▶ Request: Report only how many lines hold the word "Interv".

▶ Information supplied:
^^^^^^^^^^^^^^^^

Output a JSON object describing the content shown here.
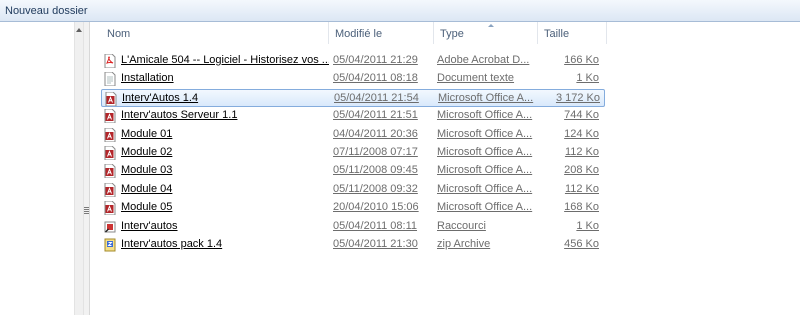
{
  "toolbar": {
    "new_folder": "Nouveau dossier"
  },
  "columns": {
    "name": "Nom",
    "modified": "Modifié le",
    "type": "Type",
    "size": "Taille"
  },
  "files": [
    {
      "name": "L'Amicale 504 -- Logiciel - Historisez vos ...",
      "modified": "05/04/2011 21:29",
      "type": "Adobe Acrobat D...",
      "size": "166 Ko",
      "icon": "pdf-icon"
    },
    {
      "name": "Installation",
      "modified": "05/04/2011 08:18",
      "type": "Document texte",
      "size": "1 Ko",
      "icon": "text-file-icon"
    },
    {
      "name": "Interv'Autos 1.4",
      "modified": "05/04/2011 21:54",
      "type": "Microsoft Office A...",
      "size": "3 172 Ko",
      "icon": "access-file-icon",
      "selected": true
    },
    {
      "name": "Interv'autos Serveur 1.1",
      "modified": "05/04/2011 21:51",
      "type": "Microsoft Office A...",
      "size": "744 Ko",
      "icon": "access-file-icon"
    },
    {
      "name": "Module 01",
      "modified": "04/04/2011 20:36",
      "type": "Microsoft Office A...",
      "size": "124 Ko",
      "icon": "access-file-icon"
    },
    {
      "name": "Module 02",
      "modified": "07/11/2008 07:17",
      "type": "Microsoft Office A...",
      "size": "112 Ko",
      "icon": "access-file-icon"
    },
    {
      "name": "Module 03",
      "modified": "05/11/2008 09:45",
      "type": "Microsoft Office A...",
      "size": "208 Ko",
      "icon": "access-file-icon"
    },
    {
      "name": "Module 04",
      "modified": "05/11/2008 09:32",
      "type": "Microsoft Office A...",
      "size": "112 Ko",
      "icon": "access-file-icon"
    },
    {
      "name": "Module 05",
      "modified": "20/04/2010 15:06",
      "type": "Microsoft Office A...",
      "size": "168 Ko",
      "icon": "access-file-icon"
    },
    {
      "name": "Interv'autos",
      "modified": "05/04/2011 08:11",
      "type": "Raccourci",
      "size": "1 Ko",
      "icon": "shortcut-icon"
    },
    {
      "name": "Interv'autos pack 1.4",
      "modified": "05/04/2011 21:30",
      "type": "zip Archive",
      "size": "456 Ko",
      "icon": "zip-archive-icon"
    }
  ],
  "colors": {
    "selection_border": "#84acdd",
    "header_text": "#4c607a",
    "toolbar_text": "#1e395b"
  }
}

^^^^^^^^^^^^^^^^

▶ Finished exercise: 4